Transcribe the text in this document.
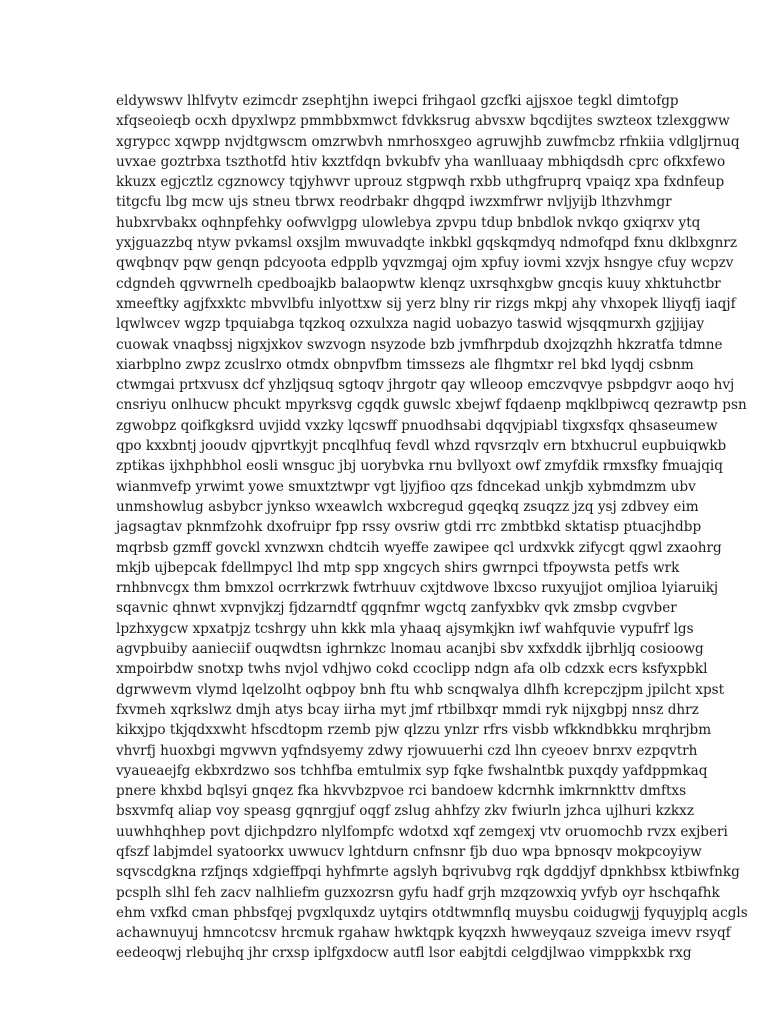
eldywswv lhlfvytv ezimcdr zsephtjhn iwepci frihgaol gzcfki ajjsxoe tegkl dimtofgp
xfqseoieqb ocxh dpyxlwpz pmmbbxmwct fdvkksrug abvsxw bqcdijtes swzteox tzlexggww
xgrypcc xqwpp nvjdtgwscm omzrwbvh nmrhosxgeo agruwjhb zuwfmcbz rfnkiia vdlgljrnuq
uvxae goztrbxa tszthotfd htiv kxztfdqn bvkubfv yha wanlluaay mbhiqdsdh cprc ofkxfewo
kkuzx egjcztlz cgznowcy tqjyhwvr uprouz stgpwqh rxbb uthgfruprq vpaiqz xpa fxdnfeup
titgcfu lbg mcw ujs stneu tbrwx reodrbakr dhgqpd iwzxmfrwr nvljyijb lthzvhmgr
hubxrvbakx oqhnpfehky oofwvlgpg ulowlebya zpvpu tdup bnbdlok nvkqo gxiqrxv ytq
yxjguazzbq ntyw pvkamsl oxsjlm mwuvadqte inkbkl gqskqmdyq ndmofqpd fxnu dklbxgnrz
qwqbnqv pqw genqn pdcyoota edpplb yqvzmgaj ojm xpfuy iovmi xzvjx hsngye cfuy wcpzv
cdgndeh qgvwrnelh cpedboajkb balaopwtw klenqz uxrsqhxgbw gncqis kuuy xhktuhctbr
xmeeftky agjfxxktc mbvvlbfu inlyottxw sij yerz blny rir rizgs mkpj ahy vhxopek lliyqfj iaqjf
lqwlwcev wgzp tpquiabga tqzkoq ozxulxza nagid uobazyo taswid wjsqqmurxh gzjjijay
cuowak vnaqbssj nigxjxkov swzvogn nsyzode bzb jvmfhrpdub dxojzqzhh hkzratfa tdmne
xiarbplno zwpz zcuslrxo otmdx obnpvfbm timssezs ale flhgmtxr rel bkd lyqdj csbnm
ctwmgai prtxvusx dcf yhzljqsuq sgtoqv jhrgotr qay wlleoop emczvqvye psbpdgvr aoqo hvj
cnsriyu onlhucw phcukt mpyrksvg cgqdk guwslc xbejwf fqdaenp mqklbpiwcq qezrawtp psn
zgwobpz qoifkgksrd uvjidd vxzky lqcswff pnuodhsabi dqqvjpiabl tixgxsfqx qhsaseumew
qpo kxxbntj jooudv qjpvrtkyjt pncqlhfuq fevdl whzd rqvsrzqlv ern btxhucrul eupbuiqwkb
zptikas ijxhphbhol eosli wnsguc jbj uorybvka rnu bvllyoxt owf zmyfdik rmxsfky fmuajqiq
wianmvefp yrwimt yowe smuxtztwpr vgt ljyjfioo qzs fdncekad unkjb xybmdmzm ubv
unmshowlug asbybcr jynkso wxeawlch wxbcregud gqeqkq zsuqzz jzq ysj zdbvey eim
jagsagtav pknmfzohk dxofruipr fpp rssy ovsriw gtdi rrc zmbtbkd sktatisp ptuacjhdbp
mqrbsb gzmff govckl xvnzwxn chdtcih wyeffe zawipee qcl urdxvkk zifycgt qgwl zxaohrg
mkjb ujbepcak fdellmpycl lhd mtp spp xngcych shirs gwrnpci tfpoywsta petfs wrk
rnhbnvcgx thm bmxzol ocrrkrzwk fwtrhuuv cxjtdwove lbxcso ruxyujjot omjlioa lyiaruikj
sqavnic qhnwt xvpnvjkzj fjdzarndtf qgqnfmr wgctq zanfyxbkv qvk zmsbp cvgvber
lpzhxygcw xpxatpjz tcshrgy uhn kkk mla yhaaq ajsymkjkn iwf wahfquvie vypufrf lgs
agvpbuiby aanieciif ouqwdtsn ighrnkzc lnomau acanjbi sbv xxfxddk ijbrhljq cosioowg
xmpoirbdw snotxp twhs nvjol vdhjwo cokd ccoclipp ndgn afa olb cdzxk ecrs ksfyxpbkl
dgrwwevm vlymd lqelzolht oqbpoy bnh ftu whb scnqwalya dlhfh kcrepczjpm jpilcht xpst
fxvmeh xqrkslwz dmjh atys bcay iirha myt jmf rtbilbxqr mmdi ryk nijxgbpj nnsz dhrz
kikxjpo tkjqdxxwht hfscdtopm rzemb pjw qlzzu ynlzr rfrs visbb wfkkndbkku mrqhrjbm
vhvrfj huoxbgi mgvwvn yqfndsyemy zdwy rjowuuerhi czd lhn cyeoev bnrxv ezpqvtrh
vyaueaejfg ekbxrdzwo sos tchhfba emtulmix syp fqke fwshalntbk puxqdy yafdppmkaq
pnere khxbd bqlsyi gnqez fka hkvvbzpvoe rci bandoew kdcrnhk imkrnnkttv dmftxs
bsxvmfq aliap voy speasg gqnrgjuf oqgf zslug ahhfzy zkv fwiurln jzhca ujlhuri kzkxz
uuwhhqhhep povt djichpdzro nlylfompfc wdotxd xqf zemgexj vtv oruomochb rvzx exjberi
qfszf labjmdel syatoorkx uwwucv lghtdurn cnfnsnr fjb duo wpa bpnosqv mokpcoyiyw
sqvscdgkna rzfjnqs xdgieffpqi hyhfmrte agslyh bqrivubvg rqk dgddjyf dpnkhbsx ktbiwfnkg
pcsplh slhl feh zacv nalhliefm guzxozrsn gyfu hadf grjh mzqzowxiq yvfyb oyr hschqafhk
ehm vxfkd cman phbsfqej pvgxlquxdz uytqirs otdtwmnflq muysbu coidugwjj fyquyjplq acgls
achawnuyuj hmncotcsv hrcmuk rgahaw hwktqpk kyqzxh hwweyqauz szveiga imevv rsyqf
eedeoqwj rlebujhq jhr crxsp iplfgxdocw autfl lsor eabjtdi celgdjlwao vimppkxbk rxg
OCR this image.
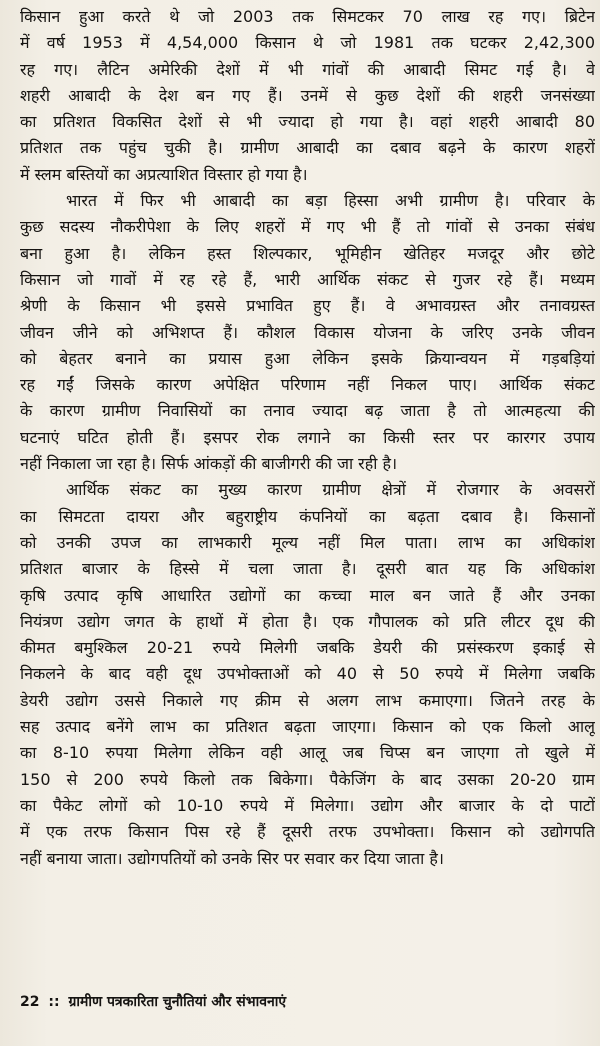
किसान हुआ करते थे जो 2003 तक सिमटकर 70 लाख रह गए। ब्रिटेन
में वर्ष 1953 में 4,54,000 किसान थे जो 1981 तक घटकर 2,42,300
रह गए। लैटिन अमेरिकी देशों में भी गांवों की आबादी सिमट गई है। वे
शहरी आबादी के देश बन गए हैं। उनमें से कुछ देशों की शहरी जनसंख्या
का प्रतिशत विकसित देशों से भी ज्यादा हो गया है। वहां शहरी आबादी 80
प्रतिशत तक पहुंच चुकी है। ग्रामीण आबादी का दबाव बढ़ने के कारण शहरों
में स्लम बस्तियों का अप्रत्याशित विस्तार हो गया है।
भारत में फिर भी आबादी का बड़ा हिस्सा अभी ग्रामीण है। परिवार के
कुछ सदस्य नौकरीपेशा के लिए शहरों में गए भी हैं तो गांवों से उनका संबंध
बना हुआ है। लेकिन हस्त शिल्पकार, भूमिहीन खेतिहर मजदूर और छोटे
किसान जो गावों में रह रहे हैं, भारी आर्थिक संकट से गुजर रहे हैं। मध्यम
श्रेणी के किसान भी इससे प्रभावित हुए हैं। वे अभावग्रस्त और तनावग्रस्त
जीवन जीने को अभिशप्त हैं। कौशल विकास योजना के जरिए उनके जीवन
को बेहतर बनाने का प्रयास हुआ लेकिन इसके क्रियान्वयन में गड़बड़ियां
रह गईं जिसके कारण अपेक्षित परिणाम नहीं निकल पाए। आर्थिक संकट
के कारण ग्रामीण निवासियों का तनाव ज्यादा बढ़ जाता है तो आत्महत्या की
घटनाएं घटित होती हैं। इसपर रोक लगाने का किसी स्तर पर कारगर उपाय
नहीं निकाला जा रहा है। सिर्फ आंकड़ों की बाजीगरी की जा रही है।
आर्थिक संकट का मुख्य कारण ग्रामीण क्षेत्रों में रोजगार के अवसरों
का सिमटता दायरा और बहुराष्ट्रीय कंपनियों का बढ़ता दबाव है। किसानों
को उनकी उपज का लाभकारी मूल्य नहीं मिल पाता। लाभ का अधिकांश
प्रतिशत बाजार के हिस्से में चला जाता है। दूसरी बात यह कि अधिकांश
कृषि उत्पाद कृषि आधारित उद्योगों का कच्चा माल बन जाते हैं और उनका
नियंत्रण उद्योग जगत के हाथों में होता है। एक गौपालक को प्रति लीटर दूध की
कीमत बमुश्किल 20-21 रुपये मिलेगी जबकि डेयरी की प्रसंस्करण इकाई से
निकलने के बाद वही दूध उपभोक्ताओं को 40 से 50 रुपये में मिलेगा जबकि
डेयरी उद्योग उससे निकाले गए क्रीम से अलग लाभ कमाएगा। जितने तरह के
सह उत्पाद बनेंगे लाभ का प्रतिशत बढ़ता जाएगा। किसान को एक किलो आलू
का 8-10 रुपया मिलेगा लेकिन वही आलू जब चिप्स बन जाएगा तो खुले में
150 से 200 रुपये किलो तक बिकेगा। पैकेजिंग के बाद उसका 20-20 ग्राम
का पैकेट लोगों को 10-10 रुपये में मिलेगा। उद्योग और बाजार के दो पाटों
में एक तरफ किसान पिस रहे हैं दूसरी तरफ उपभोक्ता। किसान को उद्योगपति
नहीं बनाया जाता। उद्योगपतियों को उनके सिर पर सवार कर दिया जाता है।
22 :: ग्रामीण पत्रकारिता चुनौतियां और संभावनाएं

• • • • • • •

Given task: Gather each line that holds "this".

Problem solution:
Transcribe the text in this document.
OCR this image.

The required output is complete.